▶ **EXERCISE**
Identify the lines in the data below that contain "automatically" and give only how many there are.

▶ **RECORDED INFORMATION**

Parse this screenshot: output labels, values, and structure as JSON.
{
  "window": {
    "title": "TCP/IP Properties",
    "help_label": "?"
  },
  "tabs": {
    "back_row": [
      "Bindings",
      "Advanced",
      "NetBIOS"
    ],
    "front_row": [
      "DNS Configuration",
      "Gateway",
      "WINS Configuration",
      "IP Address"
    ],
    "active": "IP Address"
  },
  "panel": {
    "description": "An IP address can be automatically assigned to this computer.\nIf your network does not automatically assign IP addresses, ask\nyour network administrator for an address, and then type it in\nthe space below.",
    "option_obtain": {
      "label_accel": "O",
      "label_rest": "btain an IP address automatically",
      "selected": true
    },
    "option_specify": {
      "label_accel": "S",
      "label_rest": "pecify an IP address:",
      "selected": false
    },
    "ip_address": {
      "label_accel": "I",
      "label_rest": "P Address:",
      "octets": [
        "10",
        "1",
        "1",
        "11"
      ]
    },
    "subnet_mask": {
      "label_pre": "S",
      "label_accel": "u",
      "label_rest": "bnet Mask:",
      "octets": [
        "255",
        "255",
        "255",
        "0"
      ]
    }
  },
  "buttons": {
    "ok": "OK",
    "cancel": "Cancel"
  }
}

▶ **PROBLEM SOLUTION**
2